▶ Task requirements: Retype exactly the lines that run from the line with "Convert this document image to plain text." to the final line of the entries, keeping both ends and nothing else.

▶ Saved entries:
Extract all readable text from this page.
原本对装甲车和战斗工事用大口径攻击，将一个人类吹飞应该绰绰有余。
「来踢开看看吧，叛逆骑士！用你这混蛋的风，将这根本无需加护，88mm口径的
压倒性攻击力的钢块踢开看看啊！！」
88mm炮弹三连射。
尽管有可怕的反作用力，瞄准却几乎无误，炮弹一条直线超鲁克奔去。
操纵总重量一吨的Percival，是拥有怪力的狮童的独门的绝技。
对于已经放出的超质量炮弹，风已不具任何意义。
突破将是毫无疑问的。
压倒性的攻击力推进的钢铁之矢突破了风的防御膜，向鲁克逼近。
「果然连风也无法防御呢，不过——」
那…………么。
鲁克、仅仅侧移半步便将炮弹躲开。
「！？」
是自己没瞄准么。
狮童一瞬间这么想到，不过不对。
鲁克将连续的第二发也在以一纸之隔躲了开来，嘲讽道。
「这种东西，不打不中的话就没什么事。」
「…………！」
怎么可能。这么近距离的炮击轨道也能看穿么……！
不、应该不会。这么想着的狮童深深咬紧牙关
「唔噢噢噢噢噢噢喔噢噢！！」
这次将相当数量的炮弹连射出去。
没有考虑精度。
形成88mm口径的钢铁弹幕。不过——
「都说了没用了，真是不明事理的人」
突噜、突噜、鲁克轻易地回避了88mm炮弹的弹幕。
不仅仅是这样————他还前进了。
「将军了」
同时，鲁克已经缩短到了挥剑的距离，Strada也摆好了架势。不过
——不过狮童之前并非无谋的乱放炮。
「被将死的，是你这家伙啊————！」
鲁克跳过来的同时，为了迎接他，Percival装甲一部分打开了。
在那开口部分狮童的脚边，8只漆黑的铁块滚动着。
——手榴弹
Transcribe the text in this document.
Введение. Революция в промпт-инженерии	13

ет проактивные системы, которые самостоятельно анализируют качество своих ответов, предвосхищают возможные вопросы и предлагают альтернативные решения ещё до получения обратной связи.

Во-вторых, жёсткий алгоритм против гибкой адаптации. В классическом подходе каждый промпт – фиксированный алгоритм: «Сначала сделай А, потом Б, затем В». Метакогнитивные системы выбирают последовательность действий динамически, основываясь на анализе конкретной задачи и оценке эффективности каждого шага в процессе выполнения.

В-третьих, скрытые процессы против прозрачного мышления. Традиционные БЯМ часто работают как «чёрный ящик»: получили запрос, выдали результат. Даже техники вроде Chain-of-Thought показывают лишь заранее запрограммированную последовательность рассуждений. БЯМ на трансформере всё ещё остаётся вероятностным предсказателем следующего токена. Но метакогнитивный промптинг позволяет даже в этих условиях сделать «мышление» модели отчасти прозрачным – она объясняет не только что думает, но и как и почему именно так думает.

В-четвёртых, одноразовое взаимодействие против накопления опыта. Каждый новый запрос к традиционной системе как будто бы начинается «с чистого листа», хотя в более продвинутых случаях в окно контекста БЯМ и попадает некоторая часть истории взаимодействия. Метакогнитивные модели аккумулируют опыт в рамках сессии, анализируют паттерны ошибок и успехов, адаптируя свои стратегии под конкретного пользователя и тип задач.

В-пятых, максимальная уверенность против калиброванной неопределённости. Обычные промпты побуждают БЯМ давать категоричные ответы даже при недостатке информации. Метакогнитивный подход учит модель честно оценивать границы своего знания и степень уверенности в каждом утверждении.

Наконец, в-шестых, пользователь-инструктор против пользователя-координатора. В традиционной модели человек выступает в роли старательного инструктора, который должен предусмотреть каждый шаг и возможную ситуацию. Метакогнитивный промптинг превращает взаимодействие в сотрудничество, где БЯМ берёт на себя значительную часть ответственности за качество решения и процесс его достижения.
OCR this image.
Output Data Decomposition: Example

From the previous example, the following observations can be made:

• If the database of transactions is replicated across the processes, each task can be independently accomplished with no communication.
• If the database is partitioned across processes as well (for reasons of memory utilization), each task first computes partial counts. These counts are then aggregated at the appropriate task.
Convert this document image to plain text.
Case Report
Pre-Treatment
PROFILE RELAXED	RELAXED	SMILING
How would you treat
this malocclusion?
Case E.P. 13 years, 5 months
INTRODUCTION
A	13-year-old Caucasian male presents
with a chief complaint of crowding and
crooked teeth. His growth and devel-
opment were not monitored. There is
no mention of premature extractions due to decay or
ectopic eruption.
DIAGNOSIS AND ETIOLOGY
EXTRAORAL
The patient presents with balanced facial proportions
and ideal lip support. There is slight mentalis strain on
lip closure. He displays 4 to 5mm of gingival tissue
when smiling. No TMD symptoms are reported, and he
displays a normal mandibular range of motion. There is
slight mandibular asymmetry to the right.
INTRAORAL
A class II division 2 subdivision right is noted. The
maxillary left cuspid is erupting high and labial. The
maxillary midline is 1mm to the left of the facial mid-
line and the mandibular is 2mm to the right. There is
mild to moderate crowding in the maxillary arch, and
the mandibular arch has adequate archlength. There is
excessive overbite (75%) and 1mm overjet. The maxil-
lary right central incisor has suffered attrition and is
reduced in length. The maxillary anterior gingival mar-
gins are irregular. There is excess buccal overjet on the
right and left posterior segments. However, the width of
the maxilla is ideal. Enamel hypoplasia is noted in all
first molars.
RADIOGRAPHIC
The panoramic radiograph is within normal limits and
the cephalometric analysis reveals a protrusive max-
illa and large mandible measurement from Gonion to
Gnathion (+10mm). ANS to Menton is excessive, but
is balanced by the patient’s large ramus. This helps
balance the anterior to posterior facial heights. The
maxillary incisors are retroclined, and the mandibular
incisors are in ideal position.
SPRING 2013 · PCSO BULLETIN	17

▶ Solved problem:
Convert this document image to plain text.
Case Report
Pre-Treatment
PROFILE RELAXED	RELAXED	SMILING
How would you treat
this malocclusion?
Case E.P. 13 years, 5 months
INTRODUCTION
A	13-year-old Caucasian male presents
with a chief complaint of crowding and
crooked teeth. His growth and devel-
opment were not monitored. There is
no mention of premature extractions due to decay or
ectopic eruption.
DIAGNOSIS AND ETIOLOGY
EXTRAORAL
The patient presents with balanced facial proportions
and ideal lip support. There is slight mentalis strain on
lip closure. He displays 4 to 5mm of gingival tissue
when smiling. No TMD symptoms are reported, and he
displays a normal mandibular range of motion. There is
slight mandibular asymmetry to the right.
INTRAORAL
A class II division 2 subdivision right is noted. The
maxillary left cuspid is erupting high and labial. The
maxillary midline is 1mm to the left of the facial mid-
line and the mandibular is 2mm to the right. There is
mild to moderate crowding in the maxillary arch, and
the mandibular arch has adequate archlength. There is
excessive overbite (75%) and 1mm overjet. The maxil-
lary right central incisor has suffered attrition and is
reduced in length. The maxillary anterior gingival mar-
gins are irregular. There is excess buccal overjet on the
right and left posterior segments. However, the width of
the maxilla is ideal. Enamel hypoplasia is noted in all
first molars.
RADIOGRAPHIC
The panoramic radiograph is within normal limits and
the cephalometric analysis reveals a protrusive max-
illa and large mandible measurement from Gonion to
Gnathion (+10mm). ANS to Menton is excessive, but
is balanced by the patient’s large ramus. This helps
balance the anterior to posterior facial heights. The
maxillary incisors are retroclined, and the mandibular
incisors are in ideal position.
SPRING 2013 · PCSO BULLETIN	17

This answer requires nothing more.